_REQUIRED WORK:_ Return every line of the following material without a single change.

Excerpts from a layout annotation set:

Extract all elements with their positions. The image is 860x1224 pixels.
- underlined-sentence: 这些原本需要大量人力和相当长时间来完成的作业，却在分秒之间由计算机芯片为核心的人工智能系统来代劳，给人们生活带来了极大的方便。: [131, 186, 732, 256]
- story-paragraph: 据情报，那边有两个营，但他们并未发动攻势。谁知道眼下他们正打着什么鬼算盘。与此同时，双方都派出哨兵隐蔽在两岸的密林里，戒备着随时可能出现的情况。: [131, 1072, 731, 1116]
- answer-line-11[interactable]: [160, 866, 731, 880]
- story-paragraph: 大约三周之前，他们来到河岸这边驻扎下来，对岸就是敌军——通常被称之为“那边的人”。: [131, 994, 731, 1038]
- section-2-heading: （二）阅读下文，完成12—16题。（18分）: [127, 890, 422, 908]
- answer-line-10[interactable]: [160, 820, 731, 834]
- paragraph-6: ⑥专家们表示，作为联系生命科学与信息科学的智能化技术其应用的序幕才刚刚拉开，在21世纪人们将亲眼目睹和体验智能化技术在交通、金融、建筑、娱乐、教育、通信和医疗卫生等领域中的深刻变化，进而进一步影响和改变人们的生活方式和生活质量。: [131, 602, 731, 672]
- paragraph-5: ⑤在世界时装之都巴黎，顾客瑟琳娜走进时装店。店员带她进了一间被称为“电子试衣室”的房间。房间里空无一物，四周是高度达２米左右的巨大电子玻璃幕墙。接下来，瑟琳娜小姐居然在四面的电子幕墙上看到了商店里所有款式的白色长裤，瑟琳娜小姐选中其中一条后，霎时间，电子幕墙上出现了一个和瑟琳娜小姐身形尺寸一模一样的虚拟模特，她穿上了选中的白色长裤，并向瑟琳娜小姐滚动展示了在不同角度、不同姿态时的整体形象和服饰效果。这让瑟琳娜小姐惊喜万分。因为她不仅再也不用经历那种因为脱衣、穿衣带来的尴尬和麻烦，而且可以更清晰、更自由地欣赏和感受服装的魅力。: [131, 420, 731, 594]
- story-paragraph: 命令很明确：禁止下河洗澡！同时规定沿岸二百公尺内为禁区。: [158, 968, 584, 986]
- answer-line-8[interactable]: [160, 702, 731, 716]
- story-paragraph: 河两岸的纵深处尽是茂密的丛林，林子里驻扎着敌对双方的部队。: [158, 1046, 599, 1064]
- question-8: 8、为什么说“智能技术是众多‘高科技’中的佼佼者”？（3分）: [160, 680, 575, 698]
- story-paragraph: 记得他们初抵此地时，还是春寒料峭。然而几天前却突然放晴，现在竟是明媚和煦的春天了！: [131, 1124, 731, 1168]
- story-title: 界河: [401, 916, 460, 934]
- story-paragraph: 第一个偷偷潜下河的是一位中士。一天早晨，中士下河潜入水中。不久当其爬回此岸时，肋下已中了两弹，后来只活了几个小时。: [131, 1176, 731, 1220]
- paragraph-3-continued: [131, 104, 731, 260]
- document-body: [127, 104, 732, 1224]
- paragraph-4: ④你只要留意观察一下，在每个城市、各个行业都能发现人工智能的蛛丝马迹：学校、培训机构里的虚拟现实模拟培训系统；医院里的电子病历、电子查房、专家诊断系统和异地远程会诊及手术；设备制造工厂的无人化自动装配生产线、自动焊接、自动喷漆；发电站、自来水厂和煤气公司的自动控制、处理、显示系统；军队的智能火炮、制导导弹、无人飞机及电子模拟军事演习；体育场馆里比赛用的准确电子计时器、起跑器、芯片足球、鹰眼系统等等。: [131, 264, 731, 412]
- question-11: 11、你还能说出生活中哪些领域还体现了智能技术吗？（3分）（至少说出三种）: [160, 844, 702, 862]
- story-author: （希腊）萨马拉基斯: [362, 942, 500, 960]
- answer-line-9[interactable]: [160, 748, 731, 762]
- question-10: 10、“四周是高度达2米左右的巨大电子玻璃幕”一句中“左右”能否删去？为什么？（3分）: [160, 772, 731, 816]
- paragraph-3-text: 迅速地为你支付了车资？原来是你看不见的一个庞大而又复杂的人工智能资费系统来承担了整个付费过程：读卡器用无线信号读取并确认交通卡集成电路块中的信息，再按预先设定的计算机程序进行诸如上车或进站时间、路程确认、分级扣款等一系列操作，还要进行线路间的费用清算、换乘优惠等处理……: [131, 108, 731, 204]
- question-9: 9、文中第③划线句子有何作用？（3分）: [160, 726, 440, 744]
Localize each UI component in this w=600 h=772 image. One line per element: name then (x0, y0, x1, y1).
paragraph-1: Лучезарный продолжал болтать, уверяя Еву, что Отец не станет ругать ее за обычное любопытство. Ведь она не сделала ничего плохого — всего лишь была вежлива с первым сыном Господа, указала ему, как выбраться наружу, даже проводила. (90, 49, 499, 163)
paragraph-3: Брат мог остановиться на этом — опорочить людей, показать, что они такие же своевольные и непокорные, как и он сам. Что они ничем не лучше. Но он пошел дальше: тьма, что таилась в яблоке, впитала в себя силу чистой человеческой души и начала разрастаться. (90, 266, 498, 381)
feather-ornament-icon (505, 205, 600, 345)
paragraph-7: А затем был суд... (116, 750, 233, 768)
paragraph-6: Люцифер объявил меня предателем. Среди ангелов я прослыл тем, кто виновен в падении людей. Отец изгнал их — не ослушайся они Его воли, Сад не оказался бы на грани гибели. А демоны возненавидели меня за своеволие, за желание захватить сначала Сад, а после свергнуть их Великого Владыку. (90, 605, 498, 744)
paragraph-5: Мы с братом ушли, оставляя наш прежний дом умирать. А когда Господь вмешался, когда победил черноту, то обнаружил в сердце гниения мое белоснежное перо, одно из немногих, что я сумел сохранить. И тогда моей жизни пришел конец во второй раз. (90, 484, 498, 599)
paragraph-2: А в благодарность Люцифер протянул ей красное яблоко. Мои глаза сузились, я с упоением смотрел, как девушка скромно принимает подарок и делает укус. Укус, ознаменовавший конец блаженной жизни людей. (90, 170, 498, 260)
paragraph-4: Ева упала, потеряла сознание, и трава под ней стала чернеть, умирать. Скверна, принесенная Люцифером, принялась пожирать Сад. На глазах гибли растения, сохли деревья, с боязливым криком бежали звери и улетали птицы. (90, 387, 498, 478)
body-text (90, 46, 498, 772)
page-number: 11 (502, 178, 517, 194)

_COMPLETE RESPONSE:_
Extract all elements with their positions. The image is 860x1224 pixels.
- underlined-sentence: 这些原本需要大量人力和相当长时间来完成的作业，却在分秒之间由计算机芯片为核心的人工智能系统来代劳，给人们生活带来了极大的方便。: [131, 186, 732, 256]
- story-paragraph: 据情报，那边有两个营，但他们并未发动攻势。谁知道眼下他们正打着什么鬼算盘。与此同时，双方都派出哨兵隐蔽在两岸的密林里，戒备着随时可能出现的情况。: [131, 1072, 731, 1116]
- answer-line-11[interactable]: [160, 866, 731, 880]
- story-paragraph: 大约三周之前，他们来到河岸这边驻扎下来，对岸就是敌军——通常被称之为“那边的人”。: [131, 994, 731, 1038]
- section-2-heading: （二）阅读下文，完成12—16题。（18分）: [127, 890, 422, 908]
- answer-line-10[interactable]: [160, 820, 731, 834]
- paragraph-6: ⑥专家们表示，作为联系生命科学与信息科学的智能化技术其应用的序幕才刚刚拉开，在21世纪人们将亲眼目睹和体验智能化技术在交通、金融、建筑、娱乐、教育、通信和医疗卫生等领域中的深刻变化，进而进一步影响和改变人们的生活方式和生活质量。: [131, 602, 731, 672]
- paragraph-5: ⑤在世界时装之都巴黎，顾客瑟琳娜走进时装店。店员带她进了一间被称为“电子试衣室”的房间。房间里空无一物，四周是高度达２米左右的巨大电子玻璃幕墙。接下来，瑟琳娜小姐居然在四面的电子幕墙上看到了商店里所有款式的白色长裤，瑟琳娜小姐选中其中一条后，霎时间，电子幕墙上出现了一个和瑟琳娜小姐身形尺寸一模一样的虚拟模特，她穿上了选中的白色长裤，并向瑟琳娜小姐滚动展示了在不同角度、不同姿态时的整体形象和服饰效果。这让瑟琳娜小姐惊喜万分。因为她不仅再也不用经历那种因为脱衣、穿衣带来的尴尬和麻烦，而且可以更清晰、更自由地欣赏和感受服装的魅力。: [131, 420, 731, 594]
- story-paragraph: 命令很明确：禁止下河洗澡！同时规定沿岸二百公尺内为禁区。: [158, 968, 584, 986]
- answer-line-8[interactable]: [160, 702, 731, 716]
- story-paragraph: 河两岸的纵深处尽是茂密的丛林，林子里驻扎着敌对双方的部队。: [158, 1046, 599, 1064]
- question-8: 8、为什么说“智能技术是众多‘高科技’中的佼佼者”？（3分）: [160, 680, 575, 698]
- story-paragraph: 记得他们初抵此地时，还是春寒料峭。然而几天前却突然放晴，现在竟是明媚和煦的春天了！: [131, 1124, 731, 1168]
- story-title: 界河: [401, 916, 460, 934]
- story-paragraph: 第一个偷偷潜下河的是一位中士。一天早晨，中士下河潜入水中。不久当其爬回此岸时，肋下已中了两弹，后来只活了几个小时。: [131, 1176, 731, 1220]
- paragraph-3-continued: [131, 104, 731, 260]
- document-body: [127, 104, 732, 1224]
- paragraph-4: ④你只要留意观察一下，在每个城市、各个行业都能发现人工智能的蛛丝马迹：学校、培训机构里的虚拟现实模拟培训系统；医院里的电子病历、电子查房、专家诊断系统和异地远程会诊及手术；设备制造工厂的无人化自动装配生产线、自动焊接、自动喷漆；发电站、自来水厂和煤气公司的自动控制、处理、显示系统；军队的智能火炮、制导导弹、无人飞机及电子模拟军事演习；体育场馆里比赛用的准确电子计时器、起跑器、芯片足球、鹰眼系统等等。: [131, 264, 731, 412]
- question-11: 11、你还能说出生活中哪些领域还体现了智能技术吗？（3分）（至少说出三种）: [160, 844, 702, 862]
- story-author: （希腊）萨马拉基斯: [362, 942, 500, 960]
- answer-line-9[interactable]: [160, 748, 731, 762]
- question-10: 10、“四周是高度达2米左右的巨大电子玻璃幕”一句中“左右”能否删去？为什么？（3分）: [160, 772, 731, 816]
- paragraph-3-text: 迅速地为你支付了车资？原来是你看不见的一个庞大而又复杂的人工智能资费系统来承担了整个付费过程：读卡器用无线信号读取并确认交通卡集成电路块中的信息，再按预先设定的计算机程序进行诸如上车或进站时间、路程确认、分级扣款等一系列操作，还要进行线路间的费用清算、换乘优惠等处理……: [131, 108, 731, 204]
- question-9: 9、文中第③划线句子有何作用？（3分）: [160, 726, 440, 744]
Localize each UI component in this w=600 h=772 image. One line per element: name then (x0, y0, x1, y1).
paragraph-1: Лучезарный продолжал болтать, уверяя Еву, что Отец не станет ругать ее за обычное любопытство. Ведь она не сделала ничего плохого — всего лишь была вежлива с первым сыном Господа, указала ему, как выбраться наружу, даже проводила. (90, 49, 499, 163)
paragraph-3: Брат мог остановиться на этом — опорочить людей, показать, что они такие же своевольные и непокорные, как и он сам. Что они ничем не лучше. Но он пошел дальше: тьма, что таилась в яблоке, впитала в себя силу чистой человеческой души и начала разрастаться. (90, 266, 498, 381)
feather-ornament-icon (505, 205, 600, 345)
paragraph-7: А затем был суд... (116, 750, 233, 768)
paragraph-6: Люцифер объявил меня предателем. Среди ангелов я прослыл тем, кто виновен в падении людей. Отец изгнал их — не ослушайся они Его воли, Сад не оказался бы на грани гибели. А демоны возненавидели меня за своеволие, за желание захватить сначала Сад, а после свергнуть их Великого Владыку. (90, 605, 498, 744)
paragraph-5: Мы с братом ушли, оставляя наш прежний дом умирать. А когда Господь вмешался, когда победил черноту, то обнаружил в сердце гниения мое белоснежное перо, одно из немногих, что я сумел сохранить. И тогда моей жизни пришел конец во второй раз. (90, 484, 498, 599)
paragraph-2: А в благодарность Люцифер протянул ей красное яблоко. Мои глаза сузились, я с упоением смотрел, как девушка скромно принимает подарок и делает укус. Укус, ознаменовавший конец блаженной жизни людей. (90, 170, 498, 260)
paragraph-4: Ева упала, потеряла сознание, и трава под ней стала чернеть, умирать. Скверна, принесенная Люцифером, принялась пожирать Сад. На глазах гибли растения, сохли деревья, с боязливым криком бежали звери и улетали птицы. (90, 387, 498, 478)
body-text (90, 46, 498, 772)
page-number: 11 (502, 178, 517, 194)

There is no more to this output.